### [WHAT IS BEING ASKED]
Select from the records below every line that has the word "CuaBaka" in it.

### [Data listing]
********************
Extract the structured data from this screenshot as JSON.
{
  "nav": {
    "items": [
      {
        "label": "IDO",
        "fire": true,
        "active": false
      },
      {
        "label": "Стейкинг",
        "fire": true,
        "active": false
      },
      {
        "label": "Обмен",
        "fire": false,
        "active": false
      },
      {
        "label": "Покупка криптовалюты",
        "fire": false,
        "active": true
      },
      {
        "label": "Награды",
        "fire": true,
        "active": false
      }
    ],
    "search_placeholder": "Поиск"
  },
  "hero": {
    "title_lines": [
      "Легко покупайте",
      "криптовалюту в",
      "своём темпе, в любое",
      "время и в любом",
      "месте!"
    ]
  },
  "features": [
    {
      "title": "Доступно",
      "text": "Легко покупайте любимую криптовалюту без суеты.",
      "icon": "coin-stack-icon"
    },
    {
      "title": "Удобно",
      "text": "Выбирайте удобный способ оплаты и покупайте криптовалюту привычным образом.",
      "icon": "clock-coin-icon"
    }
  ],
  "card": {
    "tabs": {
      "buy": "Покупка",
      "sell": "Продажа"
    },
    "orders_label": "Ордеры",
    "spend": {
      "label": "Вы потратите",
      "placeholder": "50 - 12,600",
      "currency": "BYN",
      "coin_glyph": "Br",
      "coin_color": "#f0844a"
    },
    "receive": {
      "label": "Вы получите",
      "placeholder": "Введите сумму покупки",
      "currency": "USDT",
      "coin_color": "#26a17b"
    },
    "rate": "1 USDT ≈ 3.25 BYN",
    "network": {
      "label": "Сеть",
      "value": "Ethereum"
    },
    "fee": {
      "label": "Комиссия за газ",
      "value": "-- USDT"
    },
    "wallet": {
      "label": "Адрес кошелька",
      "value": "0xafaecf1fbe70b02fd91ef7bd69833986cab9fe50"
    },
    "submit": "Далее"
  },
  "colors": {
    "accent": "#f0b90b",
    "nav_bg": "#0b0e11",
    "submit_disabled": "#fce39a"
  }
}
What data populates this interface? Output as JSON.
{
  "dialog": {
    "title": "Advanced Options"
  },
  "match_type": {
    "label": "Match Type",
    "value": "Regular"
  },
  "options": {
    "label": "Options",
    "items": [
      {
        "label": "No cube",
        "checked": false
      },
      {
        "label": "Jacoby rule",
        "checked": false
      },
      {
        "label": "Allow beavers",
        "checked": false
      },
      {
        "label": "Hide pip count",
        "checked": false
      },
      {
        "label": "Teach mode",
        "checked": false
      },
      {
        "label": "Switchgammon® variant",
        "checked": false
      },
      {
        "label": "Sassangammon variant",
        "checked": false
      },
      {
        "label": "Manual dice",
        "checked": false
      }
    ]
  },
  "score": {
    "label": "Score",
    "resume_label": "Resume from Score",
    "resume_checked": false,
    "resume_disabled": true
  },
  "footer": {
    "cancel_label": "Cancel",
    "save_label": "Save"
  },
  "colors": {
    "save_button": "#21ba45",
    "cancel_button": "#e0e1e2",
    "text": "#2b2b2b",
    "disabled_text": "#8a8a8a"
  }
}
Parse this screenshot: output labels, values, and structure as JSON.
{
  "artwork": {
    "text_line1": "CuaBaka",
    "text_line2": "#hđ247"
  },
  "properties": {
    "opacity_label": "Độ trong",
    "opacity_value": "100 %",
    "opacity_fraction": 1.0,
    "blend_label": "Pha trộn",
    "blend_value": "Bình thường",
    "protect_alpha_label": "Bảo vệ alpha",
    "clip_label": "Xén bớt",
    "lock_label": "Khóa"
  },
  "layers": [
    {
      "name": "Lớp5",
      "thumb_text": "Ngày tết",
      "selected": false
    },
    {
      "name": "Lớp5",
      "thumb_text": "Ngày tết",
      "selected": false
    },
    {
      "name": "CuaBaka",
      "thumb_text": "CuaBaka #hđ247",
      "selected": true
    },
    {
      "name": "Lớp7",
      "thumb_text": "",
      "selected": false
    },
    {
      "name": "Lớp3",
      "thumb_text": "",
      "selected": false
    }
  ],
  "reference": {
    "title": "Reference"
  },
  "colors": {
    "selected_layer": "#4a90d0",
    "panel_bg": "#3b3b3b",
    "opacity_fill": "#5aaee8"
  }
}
********************
### [SOLVED EXERCISE]
    "text_line1": "CuaBaka",
      "name": "CuaBaka",
      "thumb_text": "CuaBaka #hđ247",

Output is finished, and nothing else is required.